<<<<

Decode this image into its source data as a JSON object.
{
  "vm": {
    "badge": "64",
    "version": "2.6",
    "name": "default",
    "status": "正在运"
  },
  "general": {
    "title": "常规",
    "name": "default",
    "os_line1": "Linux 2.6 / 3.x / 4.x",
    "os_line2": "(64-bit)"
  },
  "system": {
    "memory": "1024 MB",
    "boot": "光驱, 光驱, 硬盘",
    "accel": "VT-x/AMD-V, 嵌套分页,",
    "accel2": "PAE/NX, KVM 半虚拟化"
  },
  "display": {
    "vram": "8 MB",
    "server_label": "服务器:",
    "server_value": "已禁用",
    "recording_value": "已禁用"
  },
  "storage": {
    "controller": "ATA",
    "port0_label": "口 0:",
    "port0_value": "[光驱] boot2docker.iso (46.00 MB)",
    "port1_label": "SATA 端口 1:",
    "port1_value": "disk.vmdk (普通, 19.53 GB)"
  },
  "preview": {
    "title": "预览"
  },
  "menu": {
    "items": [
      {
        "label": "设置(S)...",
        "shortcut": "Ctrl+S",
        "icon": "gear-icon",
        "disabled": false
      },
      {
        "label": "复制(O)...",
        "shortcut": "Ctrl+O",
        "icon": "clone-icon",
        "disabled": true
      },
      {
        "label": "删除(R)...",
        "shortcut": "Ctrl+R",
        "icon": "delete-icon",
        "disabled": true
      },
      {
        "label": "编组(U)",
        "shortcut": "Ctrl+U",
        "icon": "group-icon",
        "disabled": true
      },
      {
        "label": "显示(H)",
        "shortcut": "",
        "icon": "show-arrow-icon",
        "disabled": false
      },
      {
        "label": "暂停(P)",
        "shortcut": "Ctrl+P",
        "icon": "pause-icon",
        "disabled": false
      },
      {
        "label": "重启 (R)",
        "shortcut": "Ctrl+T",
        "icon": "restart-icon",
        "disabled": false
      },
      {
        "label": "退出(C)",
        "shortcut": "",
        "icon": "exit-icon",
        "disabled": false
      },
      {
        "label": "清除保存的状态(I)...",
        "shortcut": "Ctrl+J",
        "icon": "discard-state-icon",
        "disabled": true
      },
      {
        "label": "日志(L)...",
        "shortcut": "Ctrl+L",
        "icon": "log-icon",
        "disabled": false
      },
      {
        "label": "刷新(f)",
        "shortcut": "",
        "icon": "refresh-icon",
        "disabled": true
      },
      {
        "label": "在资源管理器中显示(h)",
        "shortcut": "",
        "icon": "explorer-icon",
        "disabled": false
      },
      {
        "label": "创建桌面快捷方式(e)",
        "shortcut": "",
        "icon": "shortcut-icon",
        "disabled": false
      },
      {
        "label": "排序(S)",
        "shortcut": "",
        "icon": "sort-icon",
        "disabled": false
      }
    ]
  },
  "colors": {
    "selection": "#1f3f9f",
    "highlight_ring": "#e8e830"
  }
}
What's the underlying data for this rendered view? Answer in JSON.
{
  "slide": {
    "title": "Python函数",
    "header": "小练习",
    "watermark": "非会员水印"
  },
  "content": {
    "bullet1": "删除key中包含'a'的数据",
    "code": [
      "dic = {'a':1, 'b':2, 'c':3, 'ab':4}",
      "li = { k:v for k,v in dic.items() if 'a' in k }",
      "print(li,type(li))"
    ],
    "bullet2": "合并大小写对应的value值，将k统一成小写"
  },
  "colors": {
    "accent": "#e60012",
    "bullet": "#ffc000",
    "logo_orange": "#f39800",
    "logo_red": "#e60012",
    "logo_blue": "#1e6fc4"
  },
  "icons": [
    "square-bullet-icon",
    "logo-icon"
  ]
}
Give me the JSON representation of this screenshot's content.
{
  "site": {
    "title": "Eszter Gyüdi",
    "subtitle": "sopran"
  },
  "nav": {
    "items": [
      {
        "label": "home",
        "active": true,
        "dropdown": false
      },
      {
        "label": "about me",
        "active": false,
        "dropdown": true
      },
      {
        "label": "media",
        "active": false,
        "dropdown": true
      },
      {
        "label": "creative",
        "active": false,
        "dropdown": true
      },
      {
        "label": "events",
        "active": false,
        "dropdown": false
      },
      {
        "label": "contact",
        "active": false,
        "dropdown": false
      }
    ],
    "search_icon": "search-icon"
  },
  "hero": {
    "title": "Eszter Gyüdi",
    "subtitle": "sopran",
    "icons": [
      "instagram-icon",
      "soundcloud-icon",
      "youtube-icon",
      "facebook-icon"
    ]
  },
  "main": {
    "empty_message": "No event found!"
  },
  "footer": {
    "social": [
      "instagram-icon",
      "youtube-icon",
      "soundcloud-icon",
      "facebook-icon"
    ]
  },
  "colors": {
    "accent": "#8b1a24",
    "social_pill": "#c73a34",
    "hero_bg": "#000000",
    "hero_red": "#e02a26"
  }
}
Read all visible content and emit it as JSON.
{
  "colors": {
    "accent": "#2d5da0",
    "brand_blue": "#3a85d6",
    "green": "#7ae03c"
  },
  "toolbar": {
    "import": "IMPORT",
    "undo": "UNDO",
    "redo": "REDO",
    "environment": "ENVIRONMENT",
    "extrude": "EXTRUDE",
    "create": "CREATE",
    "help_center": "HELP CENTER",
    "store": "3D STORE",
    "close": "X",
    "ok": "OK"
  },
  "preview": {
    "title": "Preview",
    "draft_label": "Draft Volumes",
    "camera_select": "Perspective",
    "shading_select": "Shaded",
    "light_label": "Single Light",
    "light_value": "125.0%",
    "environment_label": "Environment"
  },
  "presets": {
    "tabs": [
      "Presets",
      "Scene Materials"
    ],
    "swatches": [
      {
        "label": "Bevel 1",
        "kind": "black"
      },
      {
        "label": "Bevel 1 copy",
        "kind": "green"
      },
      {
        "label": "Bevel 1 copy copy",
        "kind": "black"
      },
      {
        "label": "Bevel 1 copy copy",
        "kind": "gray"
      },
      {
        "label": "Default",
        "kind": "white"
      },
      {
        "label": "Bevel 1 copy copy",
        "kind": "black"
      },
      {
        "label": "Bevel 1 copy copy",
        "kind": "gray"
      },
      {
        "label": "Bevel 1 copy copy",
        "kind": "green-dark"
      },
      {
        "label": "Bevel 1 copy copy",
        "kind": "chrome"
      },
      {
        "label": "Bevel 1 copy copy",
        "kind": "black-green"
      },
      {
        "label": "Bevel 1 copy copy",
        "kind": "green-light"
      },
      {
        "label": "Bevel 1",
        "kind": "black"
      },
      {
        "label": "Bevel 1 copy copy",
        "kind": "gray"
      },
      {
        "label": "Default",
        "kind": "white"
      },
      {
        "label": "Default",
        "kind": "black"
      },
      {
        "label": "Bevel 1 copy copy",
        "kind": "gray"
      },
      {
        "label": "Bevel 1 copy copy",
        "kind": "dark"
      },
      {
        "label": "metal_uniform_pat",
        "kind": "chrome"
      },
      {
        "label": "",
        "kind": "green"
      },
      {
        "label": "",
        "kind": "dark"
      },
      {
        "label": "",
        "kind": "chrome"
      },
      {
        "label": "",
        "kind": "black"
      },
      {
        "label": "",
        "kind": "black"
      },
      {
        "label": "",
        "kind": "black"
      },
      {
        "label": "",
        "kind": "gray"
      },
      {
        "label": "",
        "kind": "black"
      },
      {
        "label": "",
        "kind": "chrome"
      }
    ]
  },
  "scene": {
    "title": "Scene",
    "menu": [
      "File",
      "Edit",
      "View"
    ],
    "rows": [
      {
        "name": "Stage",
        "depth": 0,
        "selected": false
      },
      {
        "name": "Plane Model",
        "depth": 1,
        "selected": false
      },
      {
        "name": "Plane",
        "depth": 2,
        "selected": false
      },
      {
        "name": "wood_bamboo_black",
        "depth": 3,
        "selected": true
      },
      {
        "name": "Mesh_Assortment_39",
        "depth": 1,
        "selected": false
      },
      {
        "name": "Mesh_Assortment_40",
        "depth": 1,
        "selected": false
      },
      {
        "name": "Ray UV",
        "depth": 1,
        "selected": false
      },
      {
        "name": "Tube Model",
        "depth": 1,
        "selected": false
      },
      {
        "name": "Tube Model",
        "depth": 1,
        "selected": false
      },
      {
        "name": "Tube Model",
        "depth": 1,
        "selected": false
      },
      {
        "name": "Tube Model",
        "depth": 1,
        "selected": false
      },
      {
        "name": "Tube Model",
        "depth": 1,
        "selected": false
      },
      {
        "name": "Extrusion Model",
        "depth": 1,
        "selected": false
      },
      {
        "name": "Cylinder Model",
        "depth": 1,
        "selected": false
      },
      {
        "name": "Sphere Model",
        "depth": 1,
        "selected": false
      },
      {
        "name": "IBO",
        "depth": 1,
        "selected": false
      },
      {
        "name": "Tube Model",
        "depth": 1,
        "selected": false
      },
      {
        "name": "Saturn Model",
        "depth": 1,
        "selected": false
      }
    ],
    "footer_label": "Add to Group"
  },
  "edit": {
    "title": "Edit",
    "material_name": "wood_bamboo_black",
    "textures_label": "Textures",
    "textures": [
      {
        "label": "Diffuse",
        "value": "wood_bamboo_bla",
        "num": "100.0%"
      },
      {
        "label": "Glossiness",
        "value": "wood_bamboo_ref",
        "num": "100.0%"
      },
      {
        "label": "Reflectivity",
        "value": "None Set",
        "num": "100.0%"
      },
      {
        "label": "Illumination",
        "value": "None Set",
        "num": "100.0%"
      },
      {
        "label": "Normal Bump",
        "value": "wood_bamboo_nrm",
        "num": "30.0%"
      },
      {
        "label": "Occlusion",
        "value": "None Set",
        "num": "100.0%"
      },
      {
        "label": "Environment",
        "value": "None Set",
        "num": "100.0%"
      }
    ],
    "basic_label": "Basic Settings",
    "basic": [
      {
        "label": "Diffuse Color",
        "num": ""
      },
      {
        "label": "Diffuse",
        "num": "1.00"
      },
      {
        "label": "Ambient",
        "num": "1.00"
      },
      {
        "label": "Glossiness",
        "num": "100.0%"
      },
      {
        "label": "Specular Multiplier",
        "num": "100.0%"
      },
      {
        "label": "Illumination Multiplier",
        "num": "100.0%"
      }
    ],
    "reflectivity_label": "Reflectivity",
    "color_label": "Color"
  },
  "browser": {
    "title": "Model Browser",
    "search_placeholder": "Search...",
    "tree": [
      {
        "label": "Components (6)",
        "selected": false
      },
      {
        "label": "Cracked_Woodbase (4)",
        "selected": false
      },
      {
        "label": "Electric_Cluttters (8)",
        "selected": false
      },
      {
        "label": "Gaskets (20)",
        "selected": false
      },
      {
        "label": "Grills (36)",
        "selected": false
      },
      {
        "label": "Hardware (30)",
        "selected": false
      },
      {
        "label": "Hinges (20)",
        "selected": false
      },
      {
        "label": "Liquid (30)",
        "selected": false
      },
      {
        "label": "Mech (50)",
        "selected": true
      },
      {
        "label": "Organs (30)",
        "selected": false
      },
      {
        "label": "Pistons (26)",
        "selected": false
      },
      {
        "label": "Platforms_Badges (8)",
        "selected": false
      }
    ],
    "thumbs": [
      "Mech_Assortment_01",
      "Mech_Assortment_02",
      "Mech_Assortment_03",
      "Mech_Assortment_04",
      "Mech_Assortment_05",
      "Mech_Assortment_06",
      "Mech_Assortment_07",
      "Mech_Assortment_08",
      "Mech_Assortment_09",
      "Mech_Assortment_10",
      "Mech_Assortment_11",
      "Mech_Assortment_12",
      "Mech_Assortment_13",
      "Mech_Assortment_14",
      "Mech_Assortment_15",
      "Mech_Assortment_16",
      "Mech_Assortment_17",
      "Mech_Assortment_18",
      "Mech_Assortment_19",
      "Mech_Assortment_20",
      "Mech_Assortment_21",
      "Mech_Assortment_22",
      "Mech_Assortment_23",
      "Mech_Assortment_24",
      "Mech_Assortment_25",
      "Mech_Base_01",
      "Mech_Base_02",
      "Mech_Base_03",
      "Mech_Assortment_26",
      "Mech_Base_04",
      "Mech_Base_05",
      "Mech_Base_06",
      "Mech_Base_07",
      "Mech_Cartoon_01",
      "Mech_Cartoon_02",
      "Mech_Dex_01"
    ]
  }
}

>>>>

> STATED GOAL: Tally the lines in the records above that contain the word "JSON", and give only that number.

> EXERCISE RESULT: 4